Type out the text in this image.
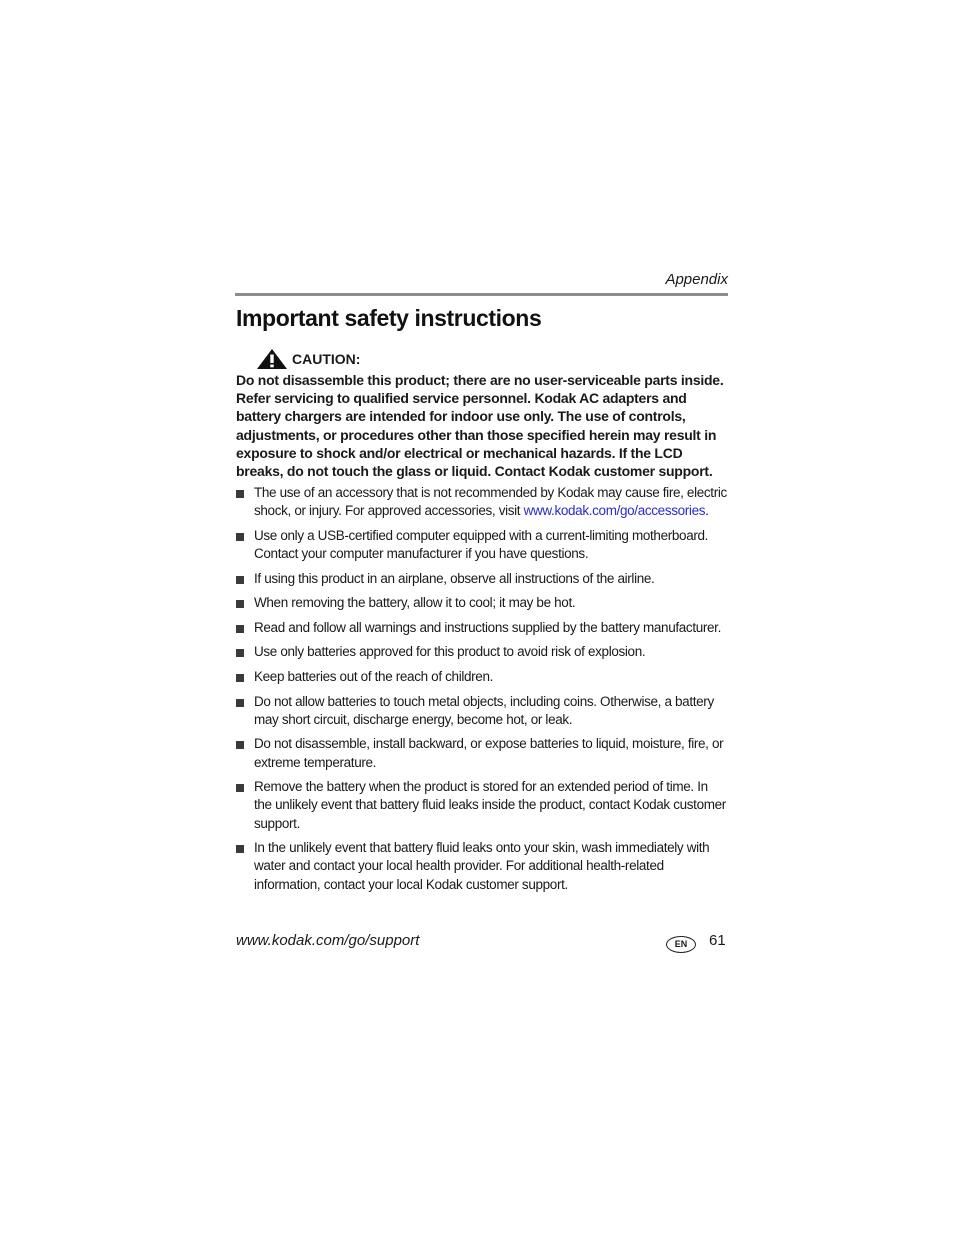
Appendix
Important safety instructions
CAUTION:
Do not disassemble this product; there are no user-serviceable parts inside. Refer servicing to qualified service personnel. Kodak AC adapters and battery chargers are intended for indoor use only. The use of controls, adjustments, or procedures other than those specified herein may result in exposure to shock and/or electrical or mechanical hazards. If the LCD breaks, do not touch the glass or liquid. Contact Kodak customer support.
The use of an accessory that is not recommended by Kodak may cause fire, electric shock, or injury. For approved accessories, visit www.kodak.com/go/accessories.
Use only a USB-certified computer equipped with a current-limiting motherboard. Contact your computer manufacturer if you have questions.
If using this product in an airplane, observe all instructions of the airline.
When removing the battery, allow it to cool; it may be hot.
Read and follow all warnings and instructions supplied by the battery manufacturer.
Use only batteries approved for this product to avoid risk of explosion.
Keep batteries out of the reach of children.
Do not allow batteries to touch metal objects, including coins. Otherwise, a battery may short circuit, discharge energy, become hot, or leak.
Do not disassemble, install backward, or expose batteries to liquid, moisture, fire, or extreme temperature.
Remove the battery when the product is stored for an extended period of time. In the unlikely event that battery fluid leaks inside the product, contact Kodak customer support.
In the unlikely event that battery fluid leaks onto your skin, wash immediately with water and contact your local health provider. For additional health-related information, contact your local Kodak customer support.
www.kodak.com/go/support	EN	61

__AIM OF THE EXERCISE__
Provide the number of lines in the data above that contain the string "liquid", and nothing else.

__RESPONSE TO THE EXERCISE__
2